**WORK INSTRUCTIONS**
Each line below that contains "icon" counts once; report the total and nothing more.

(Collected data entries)
** begin **
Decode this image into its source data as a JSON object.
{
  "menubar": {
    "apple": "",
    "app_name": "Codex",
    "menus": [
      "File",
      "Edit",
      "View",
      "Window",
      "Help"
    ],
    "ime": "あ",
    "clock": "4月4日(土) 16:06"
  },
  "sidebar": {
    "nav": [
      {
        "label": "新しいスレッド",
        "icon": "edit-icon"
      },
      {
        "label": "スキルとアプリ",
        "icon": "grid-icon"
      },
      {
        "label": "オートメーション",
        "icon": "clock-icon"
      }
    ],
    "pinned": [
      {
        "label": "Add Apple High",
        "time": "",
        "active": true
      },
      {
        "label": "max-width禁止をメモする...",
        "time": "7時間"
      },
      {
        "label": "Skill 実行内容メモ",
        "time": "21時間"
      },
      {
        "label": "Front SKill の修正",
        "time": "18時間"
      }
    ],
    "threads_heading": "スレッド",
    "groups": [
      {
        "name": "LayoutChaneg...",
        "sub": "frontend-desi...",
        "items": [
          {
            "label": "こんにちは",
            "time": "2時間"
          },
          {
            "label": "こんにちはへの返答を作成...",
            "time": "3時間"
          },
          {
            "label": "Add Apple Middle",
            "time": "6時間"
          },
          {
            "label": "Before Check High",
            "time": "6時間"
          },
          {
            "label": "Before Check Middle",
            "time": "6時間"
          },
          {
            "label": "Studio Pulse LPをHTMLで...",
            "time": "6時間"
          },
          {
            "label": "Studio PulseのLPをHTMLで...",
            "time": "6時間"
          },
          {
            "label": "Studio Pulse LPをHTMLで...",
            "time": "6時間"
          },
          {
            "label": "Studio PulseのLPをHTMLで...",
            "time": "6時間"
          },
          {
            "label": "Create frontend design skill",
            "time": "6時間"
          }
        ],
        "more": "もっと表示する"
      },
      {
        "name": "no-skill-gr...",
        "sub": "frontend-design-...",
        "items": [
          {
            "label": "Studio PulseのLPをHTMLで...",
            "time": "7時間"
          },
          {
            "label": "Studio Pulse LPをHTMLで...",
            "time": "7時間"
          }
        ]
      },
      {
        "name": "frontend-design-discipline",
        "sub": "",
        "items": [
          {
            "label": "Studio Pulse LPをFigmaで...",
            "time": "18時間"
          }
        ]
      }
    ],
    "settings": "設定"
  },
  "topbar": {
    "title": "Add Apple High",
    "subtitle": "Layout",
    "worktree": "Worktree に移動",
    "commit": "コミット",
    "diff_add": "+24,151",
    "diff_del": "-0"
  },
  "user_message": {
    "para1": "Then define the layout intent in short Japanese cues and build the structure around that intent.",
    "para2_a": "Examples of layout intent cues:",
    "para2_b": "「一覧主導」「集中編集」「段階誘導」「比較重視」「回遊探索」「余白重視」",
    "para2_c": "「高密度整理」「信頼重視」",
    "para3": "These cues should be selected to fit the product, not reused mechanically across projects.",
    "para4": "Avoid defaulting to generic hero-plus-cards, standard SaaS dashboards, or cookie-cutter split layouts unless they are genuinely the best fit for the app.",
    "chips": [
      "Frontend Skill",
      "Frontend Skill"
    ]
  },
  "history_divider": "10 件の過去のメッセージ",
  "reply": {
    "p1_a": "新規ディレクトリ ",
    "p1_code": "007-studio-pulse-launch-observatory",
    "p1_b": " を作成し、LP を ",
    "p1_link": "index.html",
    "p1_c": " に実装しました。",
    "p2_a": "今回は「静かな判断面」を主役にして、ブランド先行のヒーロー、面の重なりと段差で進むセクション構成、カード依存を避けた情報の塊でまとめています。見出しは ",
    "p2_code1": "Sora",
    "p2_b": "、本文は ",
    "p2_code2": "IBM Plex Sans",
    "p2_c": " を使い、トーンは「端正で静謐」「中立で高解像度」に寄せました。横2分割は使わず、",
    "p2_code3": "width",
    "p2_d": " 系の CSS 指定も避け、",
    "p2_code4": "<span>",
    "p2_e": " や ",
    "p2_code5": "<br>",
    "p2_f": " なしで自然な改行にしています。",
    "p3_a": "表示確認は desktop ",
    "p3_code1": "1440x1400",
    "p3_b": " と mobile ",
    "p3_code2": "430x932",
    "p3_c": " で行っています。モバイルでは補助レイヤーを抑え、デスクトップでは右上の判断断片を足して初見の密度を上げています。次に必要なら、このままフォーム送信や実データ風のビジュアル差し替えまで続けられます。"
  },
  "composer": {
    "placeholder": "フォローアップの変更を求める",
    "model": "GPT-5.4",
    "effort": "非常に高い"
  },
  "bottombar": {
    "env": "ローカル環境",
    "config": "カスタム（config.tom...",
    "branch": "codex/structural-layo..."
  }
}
** end **
**OUTPUT OF THE EXERCISE**
3